## Work to complete
A verbatim copy of the records is required, with all pictures left out.

++++

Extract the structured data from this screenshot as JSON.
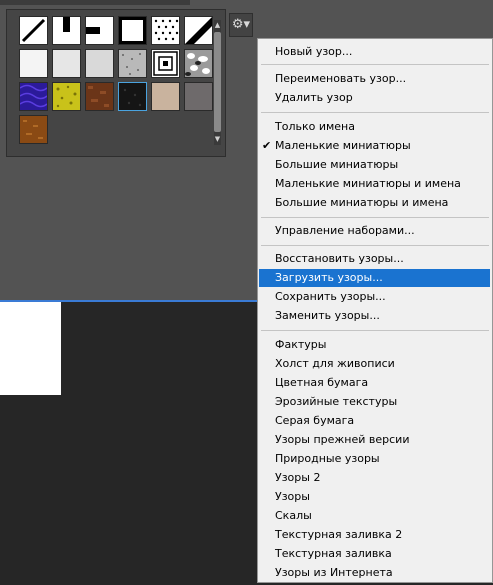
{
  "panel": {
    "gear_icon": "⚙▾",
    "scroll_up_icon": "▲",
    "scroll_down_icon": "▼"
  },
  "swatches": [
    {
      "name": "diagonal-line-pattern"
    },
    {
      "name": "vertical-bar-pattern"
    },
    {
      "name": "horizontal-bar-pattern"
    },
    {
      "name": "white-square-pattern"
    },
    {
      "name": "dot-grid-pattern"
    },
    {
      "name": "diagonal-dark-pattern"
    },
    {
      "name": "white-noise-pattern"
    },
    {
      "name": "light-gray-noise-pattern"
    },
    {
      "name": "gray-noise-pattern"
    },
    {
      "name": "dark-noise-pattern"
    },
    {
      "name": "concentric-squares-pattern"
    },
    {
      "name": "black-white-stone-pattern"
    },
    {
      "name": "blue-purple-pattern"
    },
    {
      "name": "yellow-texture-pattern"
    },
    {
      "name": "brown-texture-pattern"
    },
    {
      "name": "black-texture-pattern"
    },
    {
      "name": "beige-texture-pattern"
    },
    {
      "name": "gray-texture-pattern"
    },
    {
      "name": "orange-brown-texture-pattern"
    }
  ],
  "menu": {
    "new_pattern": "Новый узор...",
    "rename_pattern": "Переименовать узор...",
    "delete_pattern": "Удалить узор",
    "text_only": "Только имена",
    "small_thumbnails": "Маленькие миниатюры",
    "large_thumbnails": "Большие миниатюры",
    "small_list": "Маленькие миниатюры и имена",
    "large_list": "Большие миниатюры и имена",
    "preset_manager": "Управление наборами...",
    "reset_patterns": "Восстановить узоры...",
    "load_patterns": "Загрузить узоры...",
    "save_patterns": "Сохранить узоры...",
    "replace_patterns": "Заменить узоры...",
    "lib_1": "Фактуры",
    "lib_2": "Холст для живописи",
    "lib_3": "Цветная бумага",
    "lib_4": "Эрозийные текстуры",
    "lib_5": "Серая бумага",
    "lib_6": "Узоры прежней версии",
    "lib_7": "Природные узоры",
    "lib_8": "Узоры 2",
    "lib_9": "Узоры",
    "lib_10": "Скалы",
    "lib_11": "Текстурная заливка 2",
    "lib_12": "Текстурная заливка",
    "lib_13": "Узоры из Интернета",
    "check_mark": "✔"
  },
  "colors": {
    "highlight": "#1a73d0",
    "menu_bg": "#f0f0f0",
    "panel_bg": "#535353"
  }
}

++++

## Expected answer
Extract the structured data from this screenshot as JSON.
{
  "panel": {
    "gear_icon": "⚙▾",
    "scroll_up_icon": "▲",
    "scroll_down_icon": "▼"
  },
  "swatches": [
    {
      "name": "diagonal-line-pattern"
    },
    {
      "name": "vertical-bar-pattern"
    },
    {
      "name": "horizontal-bar-pattern"
    },
    {
      "name": "white-square-pattern"
    },
    {
      "name": "dot-grid-pattern"
    },
    {
      "name": "diagonal-dark-pattern"
    },
    {
      "name": "white-noise-pattern"
    },
    {
      "name": "light-gray-noise-pattern"
    },
    {
      "name": "gray-noise-pattern"
    },
    {
      "name": "dark-noise-pattern"
    },
    {
      "name": "concentric-squares-pattern"
    },
    {
      "name": "black-white-stone-pattern"
    },
    {
      "name": "blue-purple-pattern"
    },
    {
      "name": "yellow-texture-pattern"
    },
    {
      "name": "brown-texture-pattern"
    },
    {
      "name": "black-texture-pattern"
    },
    {
      "name": "beige-texture-pattern"
    },
    {
      "name": "gray-texture-pattern"
    },
    {
      "name": "orange-brown-texture-pattern"
    }
  ],
  "menu": {
    "new_pattern": "Новый узор...",
    "rename_pattern": "Переименовать узор...",
    "delete_pattern": "Удалить узор",
    "text_only": "Только имена",
    "small_thumbnails": "Маленькие миниатюры",
    "large_thumbnails": "Большие миниатюры",
    "small_list": "Маленькие миниатюры и имена",
    "large_list": "Большие миниатюры и имена",
    "preset_manager": "Управление наборами...",
    "reset_patterns": "Восстановить узоры...",
    "load_patterns": "Загрузить узоры...",
    "save_patterns": "Сохранить узоры...",
    "replace_patterns": "Заменить узоры...",
    "lib_1": "Фактуры",
    "lib_2": "Холст для живописи",
    "lib_3": "Цветная бумага",
    "lib_4": "Эрозийные текстуры",
    "lib_5": "Серая бумага",
    "lib_6": "Узоры прежней версии",
    "lib_7": "Природные узоры",
    "lib_8": "Узоры 2",
    "lib_9": "Узоры",
    "lib_10": "Скалы",
    "lib_11": "Текстурная заливка 2",
    "lib_12": "Текстурная заливка",
    "lib_13": "Узоры из Интернета",
    "check_mark": "✔"
  },
  "colors": {
    "highlight": "#1a73d0",
    "menu_bg": "#f0f0f0",
    "panel_bg": "#535353"
  }
}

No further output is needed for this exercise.